_SHORT TASK:_ Reproduce all of the data that follows, character for character.

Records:
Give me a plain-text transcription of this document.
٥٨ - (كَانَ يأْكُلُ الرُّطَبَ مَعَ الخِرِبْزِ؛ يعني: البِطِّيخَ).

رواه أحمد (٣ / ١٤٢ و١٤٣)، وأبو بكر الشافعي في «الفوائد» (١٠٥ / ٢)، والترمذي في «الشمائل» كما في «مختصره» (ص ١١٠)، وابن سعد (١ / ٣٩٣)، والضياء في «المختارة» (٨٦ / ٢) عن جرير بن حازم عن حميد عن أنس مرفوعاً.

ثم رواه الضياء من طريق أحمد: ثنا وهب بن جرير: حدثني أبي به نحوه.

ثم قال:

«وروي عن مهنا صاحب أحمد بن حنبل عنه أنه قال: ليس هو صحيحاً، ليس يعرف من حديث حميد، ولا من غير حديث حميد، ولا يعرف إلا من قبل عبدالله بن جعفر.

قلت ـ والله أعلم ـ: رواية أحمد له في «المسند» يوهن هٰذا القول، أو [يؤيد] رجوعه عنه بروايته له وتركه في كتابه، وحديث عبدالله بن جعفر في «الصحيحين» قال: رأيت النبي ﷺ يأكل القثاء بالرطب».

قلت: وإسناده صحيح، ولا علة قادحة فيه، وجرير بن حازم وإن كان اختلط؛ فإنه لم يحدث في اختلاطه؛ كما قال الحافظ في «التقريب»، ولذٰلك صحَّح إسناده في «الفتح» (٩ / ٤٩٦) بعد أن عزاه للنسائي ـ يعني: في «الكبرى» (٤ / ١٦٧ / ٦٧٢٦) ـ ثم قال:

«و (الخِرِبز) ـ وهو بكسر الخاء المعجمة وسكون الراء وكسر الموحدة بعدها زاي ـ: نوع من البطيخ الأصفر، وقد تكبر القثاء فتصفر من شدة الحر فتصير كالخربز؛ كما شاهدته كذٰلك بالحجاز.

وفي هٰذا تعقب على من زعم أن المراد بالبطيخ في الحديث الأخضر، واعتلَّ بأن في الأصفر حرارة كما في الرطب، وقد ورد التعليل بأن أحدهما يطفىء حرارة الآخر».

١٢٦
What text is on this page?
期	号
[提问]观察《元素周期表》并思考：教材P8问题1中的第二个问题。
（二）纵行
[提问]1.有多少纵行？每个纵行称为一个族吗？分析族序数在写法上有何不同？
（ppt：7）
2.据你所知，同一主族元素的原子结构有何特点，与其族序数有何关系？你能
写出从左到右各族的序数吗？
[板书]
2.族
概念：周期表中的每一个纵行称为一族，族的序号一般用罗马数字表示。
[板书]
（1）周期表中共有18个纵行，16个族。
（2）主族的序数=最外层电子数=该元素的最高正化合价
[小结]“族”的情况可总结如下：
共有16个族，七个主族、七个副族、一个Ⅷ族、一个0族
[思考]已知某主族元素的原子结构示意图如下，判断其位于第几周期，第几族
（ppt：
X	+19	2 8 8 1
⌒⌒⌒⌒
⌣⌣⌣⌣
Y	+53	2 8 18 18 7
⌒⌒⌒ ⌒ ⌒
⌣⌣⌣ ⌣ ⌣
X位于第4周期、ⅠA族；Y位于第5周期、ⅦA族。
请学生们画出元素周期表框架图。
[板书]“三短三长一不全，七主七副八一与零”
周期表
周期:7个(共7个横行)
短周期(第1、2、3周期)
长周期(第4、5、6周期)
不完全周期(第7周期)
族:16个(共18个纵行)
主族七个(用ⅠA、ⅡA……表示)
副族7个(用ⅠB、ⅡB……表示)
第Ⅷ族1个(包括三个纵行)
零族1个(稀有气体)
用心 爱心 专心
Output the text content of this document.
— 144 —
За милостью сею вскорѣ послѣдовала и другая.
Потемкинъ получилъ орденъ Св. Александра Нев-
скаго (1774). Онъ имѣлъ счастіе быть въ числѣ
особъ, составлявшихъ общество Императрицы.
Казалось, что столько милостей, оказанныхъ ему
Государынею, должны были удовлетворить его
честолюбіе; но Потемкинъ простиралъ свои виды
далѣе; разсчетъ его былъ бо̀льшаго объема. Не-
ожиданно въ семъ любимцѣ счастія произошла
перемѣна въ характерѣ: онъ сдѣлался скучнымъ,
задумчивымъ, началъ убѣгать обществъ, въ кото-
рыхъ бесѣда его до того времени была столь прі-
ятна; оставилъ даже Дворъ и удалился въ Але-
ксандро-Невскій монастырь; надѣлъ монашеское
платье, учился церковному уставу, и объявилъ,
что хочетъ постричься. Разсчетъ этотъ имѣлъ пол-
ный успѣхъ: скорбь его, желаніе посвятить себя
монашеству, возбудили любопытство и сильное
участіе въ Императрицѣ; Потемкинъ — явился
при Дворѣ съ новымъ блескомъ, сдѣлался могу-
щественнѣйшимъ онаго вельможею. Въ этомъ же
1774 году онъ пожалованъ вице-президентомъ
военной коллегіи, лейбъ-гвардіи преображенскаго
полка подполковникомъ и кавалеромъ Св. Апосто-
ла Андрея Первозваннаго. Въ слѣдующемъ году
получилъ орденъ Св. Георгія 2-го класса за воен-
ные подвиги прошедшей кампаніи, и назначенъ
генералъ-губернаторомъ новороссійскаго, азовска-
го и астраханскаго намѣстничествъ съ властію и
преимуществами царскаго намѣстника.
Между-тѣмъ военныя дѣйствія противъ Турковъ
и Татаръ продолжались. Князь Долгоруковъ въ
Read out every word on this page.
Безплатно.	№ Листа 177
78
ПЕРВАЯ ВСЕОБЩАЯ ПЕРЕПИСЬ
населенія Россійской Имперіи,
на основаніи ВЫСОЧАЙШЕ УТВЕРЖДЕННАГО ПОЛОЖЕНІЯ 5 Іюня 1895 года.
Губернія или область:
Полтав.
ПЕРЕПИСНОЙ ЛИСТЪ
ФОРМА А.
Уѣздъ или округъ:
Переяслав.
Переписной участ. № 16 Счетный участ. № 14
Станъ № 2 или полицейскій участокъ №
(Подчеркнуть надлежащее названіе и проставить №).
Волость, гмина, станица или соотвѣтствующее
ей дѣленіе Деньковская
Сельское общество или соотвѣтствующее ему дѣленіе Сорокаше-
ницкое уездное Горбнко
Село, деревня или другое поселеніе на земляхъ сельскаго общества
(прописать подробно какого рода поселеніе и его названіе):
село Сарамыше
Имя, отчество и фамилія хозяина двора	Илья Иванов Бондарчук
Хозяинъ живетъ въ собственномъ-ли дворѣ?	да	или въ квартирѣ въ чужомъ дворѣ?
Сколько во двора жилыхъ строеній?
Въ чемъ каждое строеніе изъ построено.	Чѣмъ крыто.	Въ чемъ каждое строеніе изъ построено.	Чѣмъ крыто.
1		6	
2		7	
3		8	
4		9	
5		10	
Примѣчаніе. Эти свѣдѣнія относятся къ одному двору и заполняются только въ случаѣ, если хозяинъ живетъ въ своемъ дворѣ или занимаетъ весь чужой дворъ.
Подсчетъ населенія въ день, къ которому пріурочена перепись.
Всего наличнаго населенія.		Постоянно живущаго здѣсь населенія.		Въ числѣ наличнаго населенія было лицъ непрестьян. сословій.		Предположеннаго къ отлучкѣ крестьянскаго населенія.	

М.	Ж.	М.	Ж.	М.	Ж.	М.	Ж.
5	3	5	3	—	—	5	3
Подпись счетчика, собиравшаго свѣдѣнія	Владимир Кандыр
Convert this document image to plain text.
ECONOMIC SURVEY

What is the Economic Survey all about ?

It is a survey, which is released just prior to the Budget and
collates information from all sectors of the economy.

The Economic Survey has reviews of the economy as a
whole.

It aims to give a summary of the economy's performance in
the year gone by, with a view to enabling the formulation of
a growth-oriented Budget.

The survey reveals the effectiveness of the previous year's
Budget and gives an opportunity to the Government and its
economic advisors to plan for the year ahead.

_TASK RESULT:_
Give me a plain-text transcription of this document.
٥٨ - (كَانَ يأْكُلُ الرُّطَبَ مَعَ الخِرِبْزِ؛ يعني: البِطِّيخَ).

رواه أحمد (٣ / ١٤٢ و١٤٣)، وأبو بكر الشافعي في «الفوائد» (١٠٥ / ٢)، والترمذي في «الشمائل» كما في «مختصره» (ص ١١٠)، وابن سعد (١ / ٣٩٣)، والضياء في «المختارة» (٨٦ / ٢) عن جرير بن حازم عن حميد عن أنس مرفوعاً.

ثم رواه الضياء من طريق أحمد: ثنا وهب بن جرير: حدثني أبي به نحوه.

ثم قال:

«وروي عن مهنا صاحب أحمد بن حنبل عنه أنه قال: ليس هو صحيحاً، ليس يعرف من حديث حميد، ولا من غير حديث حميد، ولا يعرف إلا من قبل عبدالله بن جعفر.

قلت ـ والله أعلم ـ: رواية أحمد له في «المسند» يوهن هٰذا القول، أو [يؤيد] رجوعه عنه بروايته له وتركه في كتابه، وحديث عبدالله بن جعفر في «الصحيحين» قال: رأيت النبي ﷺ يأكل القثاء بالرطب».

قلت: وإسناده صحيح، ولا علة قادحة فيه، وجرير بن حازم وإن كان اختلط؛ فإنه لم يحدث في اختلاطه؛ كما قال الحافظ في «التقريب»، ولذٰلك صحَّح إسناده في «الفتح» (٩ / ٤٩٦) بعد أن عزاه للنسائي ـ يعني: في «الكبرى» (٤ / ١٦٧ / ٦٧٢٦) ـ ثم قال:

«و (الخِرِبز) ـ وهو بكسر الخاء المعجمة وسكون الراء وكسر الموحدة بعدها زاي ـ: نوع من البطيخ الأصفر، وقد تكبر القثاء فتصفر من شدة الحر فتصير كالخربز؛ كما شاهدته كذٰلك بالحجاز.

وفي هٰذا تعقب على من زعم أن المراد بالبطيخ في الحديث الأخضر، واعتلَّ بأن في الأصفر حرارة كما في الرطب، وقد ورد التعليل بأن أحدهما يطفىء حرارة الآخر».

١٢٦
What text is on this page?
期	号
[提问]观察《元素周期表》并思考：教材P8问题1中的第二个问题。
（二）纵行
[提问]1.有多少纵行？每个纵行称为一个族吗？分析族序数在写法上有何不同？
（ppt：7）
2.据你所知，同一主族元素的原子结构有何特点，与其族序数有何关系？你能
写出从左到右各族的序数吗？
[板书]
2.族
概念：周期表中的每一个纵行称为一族，族的序号一般用罗马数字表示。
[板书]
（1）周期表中共有18个纵行，16个族。
（2）主族的序数=最外层电子数=该元素的最高正化合价
[小结]“族”的情况可总结如下：
共有16个族，七个主族、七个副族、一个Ⅷ族、一个0族
[思考]已知某主族元素的原子结构示意图如下，判断其位于第几周期，第几族
（ppt：
X	+19	2 8 8 1
⌒⌒⌒⌒
⌣⌣⌣⌣
Y	+53	2 8 18 18 7
⌒⌒⌒ ⌒ ⌒
⌣⌣⌣ ⌣ ⌣
X位于第4周期、ⅠA族；Y位于第5周期、ⅦA族。
请学生们画出元素周期表框架图。
[板书]“三短三长一不全，七主七副八一与零”
周期表
周期:7个(共7个横行)
短周期(第1、2、3周期)
长周期(第4、5、6周期)
不完全周期(第7周期)
族:16个(共18个纵行)
主族七个(用ⅠA、ⅡA……表示)
副族7个(用ⅠB、ⅡB……表示)
第Ⅷ族1个(包括三个纵行)
零族1个(稀有气体)
用心 爱心 专心
Output the text content of this document.
— 144 —
За милостью сею вскорѣ послѣдовала и другая.
Потемкинъ получилъ орденъ Св. Александра Нев-
скаго (1774). Онъ имѣлъ счастіе быть въ числѣ
особъ, составлявшихъ общество Императрицы.
Казалось, что столько милостей, оказанныхъ ему
Государынею, должны были удовлетворить его
честолюбіе; но Потемкинъ простиралъ свои виды
далѣе; разсчетъ его былъ бо̀льшаго объема. Не-
ожиданно въ семъ любимцѣ счастія произошла
перемѣна въ характерѣ: онъ сдѣлался скучнымъ,
задумчивымъ, началъ убѣгать обществъ, въ кото-
рыхъ бесѣда его до того времени была столь прі-
ятна; оставилъ даже Дворъ и удалился въ Але-
ксандро-Невскій монастырь; надѣлъ монашеское
платье, учился церковному уставу, и объявилъ,
что хочетъ постричься. Разсчетъ этотъ имѣлъ пол-
ный успѣхъ: скорбь его, желаніе посвятить себя
монашеству, возбудили любопытство и сильное
участіе въ Императрицѣ; Потемкинъ — явился
при Дворѣ съ новымъ блескомъ, сдѣлался могу-
щественнѣйшимъ онаго вельможею. Въ этомъ же
1774 году онъ пожалованъ вице-президентомъ
военной коллегіи, лейбъ-гвардіи преображенскаго
полка подполковникомъ и кавалеромъ Св. Апосто-
ла Андрея Первозваннаго. Въ слѣдующемъ году
получилъ орденъ Св. Георгія 2-го класса за воен-
ные подвиги прошедшей кампаніи, и назначенъ
генералъ-губернаторомъ новороссійскаго, азовска-
го и астраханскаго намѣстничествъ съ властію и
преимуществами царскаго намѣстника.
Между-тѣмъ военныя дѣйствія противъ Турковъ
и Татаръ продолжались. Князь Долгоруковъ въ
Read out every word on this page.
Безплатно.	№ Листа 177
78
ПЕРВАЯ ВСЕОБЩАЯ ПЕРЕПИСЬ
населенія Россійской Имперіи,
на основаніи ВЫСОЧАЙШЕ УТВЕРЖДЕННАГО ПОЛОЖЕНІЯ 5 Іюня 1895 года.
Губернія или область:
Полтав.
ПЕРЕПИСНОЙ ЛИСТЪ
ФОРМА А.
Уѣздъ или округъ:
Переяслав.
Переписной участ. № 16 Счетный участ. № 14
Станъ № 2 или полицейскій участокъ №
(Подчеркнуть надлежащее названіе и проставить №).
Волость, гмина, станица или соотвѣтствующее
ей дѣленіе Деньковская
Сельское общество или соотвѣтствующее ему дѣленіе Сорокаше-
ницкое уездное Горбнко
Село, деревня или другое поселеніе на земляхъ сельскаго общества
(прописать подробно какого рода поселеніе и его названіе):
село Сарамыше
Имя, отчество и фамилія хозяина двора	Илья Иванов Бондарчук
Хозяинъ живетъ въ собственномъ-ли дворѣ?	да	или въ квартирѣ въ чужомъ дворѣ?
Сколько во двора жилыхъ строеній?
Въ чемъ каждое строеніе изъ построено.	Чѣмъ крыто.	Въ чемъ каждое строеніе изъ построено.	Чѣмъ крыто.
1		6	
2		7	
3		8	
4		9	
5		10	
Примѣчаніе. Эти свѣдѣнія относятся къ одному двору и заполняются только въ случаѣ, если хозяинъ живетъ въ своемъ дворѣ или занимаетъ весь чужой дворъ.
Подсчетъ населенія въ день, къ которому пріурочена перепись.
Всего наличнаго населенія.		Постоянно живущаго здѣсь населенія.		Въ числѣ наличнаго населенія было лицъ непрестьян. сословій.		Предположеннаго къ отлучкѣ крестьянскаго населенія.	

М.	Ж.	М.	Ж.	М.	Ж.	М.	Ж.
5	3	5	3	—	—	5	3
Подпись счетчика, собиравшаго свѣдѣнія	Владимир Кандыр
Convert this document image to plain text.
ECONOMIC SURVEY

What is the Economic Survey all about ?

It is a survey, which is released just prior to the Budget and
collates information from all sectors of the economy.

The Economic Survey has reviews of the economy as a
whole.

It aims to give a summary of the economy's performance in
the year gone by, with a view to enabling the formulation of
a growth-oriented Budget.

The survey reveals the effectiveness of the previous year's
Budget and gives an opportunity to the Government and its
economic advisors to plan for the year ahead.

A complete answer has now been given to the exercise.